* **PARTS OF THE EXERCISE**
1) In the article about the Annihilation interview, which actress is named as playing the lead role?
2) Transcribe the part of the Annihilation interview article that opens with the words containing "Now, a new 30-minute" and closes with "writing, and more.".
3) Pick up the article about Alex Garland's Annihilation interview where it stops, and continue writing it.
═════ TEXT PASSAGE
Watch: 30-Minute 'Annihilation' Interview With Director Alex Garland

Writer/director Alex Garland's new movie Annihilation was /Film's most anticipated movie of 2018, and it didn't disappoint. It's an intense, unsettling piece of science fiction that will send you staggering out of the theater holding your mushy brain in your hands.

Now, a new 30-minute Annihilation interview with Garland sheds some light on the making of the movie, including his appreciation for subversion, the most surprising element about writing, and more.

The Annihilation Interview

I had a chance to speak with Garland and actor Oscar Isaac at the movie's press junket (you can read that whole chat right here), but Garland sat down with the folks at Google for a 30-minute video interview that works as a nice companion piece to our conversation. He's a notoriously prickly personality, and there are moments in this video where you can see that he's visibly annoyed or uninterested in the interviewer's question. (Check out the section starting at 2:15 for a prime example.) But overall, this is a solid conversation with a lot of insights into the production, including the unorthodox set design, the elements actress Natalie Portman brought to her lead role, and much more.
══════════
═════ EXTRACTED INFORMATION
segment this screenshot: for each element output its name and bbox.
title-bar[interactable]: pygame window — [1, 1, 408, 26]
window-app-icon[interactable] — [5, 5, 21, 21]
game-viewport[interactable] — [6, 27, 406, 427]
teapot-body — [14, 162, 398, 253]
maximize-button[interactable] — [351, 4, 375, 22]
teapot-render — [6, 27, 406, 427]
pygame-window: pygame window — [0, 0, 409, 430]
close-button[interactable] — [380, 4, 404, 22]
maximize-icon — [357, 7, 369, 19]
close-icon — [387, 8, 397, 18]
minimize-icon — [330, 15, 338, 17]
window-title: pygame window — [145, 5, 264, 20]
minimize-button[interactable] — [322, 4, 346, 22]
══════════
* **ANSWER SET**
1) Natalie Portman

2)
Now, a new 30-minute Annihilation interview with Garland sheds some light on the making of the movie, including his appreciation for subversion, the most surprising element about writing, and more.

3)
How Annihilation is Different From The Book

I haven't read Jeff VanderMeer's novel yet, but I've heard a lot of people talk about how Garland's movie diverges pretty severely from the book. The writer/director's reasoning for that is fascinating:

"I thought, 'Reading this book is like a dream, so what I'm going to do is I'm going to adapt it like a dream. I'm not going to re-read the book. I'm going to adapt it from my memory of the book'...In some places, it will correlate very closely, and in other places it won't. It's a dream response to a dream book."

I remember Jon Favreau talking about using a similar process when making his adaptation of The Jungle Book. It's kind of a cool approach, allowing for the big, memorable moments from the book to make it through, but also enough room for an artist to put his or her own spin on a story and make it personal and different enough that it's not just a slavish recreation of what's already on the page.

Here's the film's official synopsis:

Lena, a biologist and former soldier, joins a mission to uncover what happened to her husband inside Area X – a sinister and mysterious phenomenon that is expanding across the American coastline. Once inside, the expedition discovers a world of mutated landscape and creatures, as dangerous as it is beautiful, that threatens both their lives and their sanity.

Annihilation arrives in theaters in the United States today. It'll be available on Netflix in the rest of the world.